• [Exercise directions] Nothing in the records may be altered; repeat them exactly.

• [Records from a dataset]
*** Block opens ***

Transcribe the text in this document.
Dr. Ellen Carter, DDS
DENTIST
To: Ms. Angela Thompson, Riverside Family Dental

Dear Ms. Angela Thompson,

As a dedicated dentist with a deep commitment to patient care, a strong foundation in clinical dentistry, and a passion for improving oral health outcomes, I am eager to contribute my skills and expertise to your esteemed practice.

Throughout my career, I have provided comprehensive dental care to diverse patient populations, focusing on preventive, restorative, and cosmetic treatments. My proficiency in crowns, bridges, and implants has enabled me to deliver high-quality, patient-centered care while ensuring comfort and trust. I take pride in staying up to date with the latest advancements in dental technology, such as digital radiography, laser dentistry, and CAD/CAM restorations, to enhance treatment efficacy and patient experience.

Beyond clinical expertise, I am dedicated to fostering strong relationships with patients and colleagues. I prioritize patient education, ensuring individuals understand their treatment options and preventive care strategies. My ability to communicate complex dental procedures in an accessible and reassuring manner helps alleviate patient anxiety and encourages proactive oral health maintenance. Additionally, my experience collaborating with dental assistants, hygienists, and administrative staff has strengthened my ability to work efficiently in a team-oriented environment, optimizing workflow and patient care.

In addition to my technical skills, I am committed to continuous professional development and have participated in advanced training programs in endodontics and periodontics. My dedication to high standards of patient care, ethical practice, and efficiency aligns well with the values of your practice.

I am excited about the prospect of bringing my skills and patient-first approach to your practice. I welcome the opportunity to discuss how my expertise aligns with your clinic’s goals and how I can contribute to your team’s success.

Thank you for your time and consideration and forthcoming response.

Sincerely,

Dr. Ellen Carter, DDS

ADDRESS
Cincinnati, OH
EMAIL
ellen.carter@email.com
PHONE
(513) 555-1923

*** Block closes ***

• [Output]
Transcribe the text in this document.
Dr. Ellen Carter, DDS
DENTIST
To: Ms. Angela Thompson, Riverside Family Dental

Dear Ms. Angela Thompson,

As a dedicated dentist with a deep commitment to patient care, a strong foundation in clinical dentistry, and a passion for improving oral health outcomes, I am eager to contribute my skills and expertise to your esteemed practice.

Throughout my career, I have provided comprehensive dental care to diverse patient populations, focusing on preventive, restorative, and cosmetic treatments. My proficiency in crowns, bridges, and implants has enabled me to deliver high-quality, patient-centered care while ensuring comfort and trust. I take pride in staying up to date with the latest advancements in dental technology, such as digital radiography, laser dentistry, and CAD/CAM restorations, to enhance treatment efficacy and patient experience.

Beyond clinical expertise, I am dedicated to fostering strong relationships with patients and colleagues. I prioritize patient education, ensuring individuals understand their treatment options and preventive care strategies. My ability to communicate complex dental procedures in an accessible and reassuring manner helps alleviate patient anxiety and encourages proactive oral health maintenance. Additionally, my experience collaborating with dental assistants, hygienists, and administrative staff has strengthened my ability to work efficiently in a team-oriented environment, optimizing workflow and patient care.

In addition to my technical skills, I am committed to continuous professional development and have participated in advanced training programs in endodontics and periodontics. My dedication to high standards of patient care, ethical practice, and efficiency aligns well with the values of your practice.

I am excited about the prospect of bringing my skills and patient-first approach to your practice. I welcome the opportunity to discuss how my expertise aligns with your clinic’s goals and how I can contribute to your team’s success.

Thank you for your time and consideration and forthcoming response.

Sincerely,

Dr. Ellen Carter, DDS

ADDRESS
Cincinnati, OH
EMAIL
ellen.carter@email.com
PHONE
(513) 555-1923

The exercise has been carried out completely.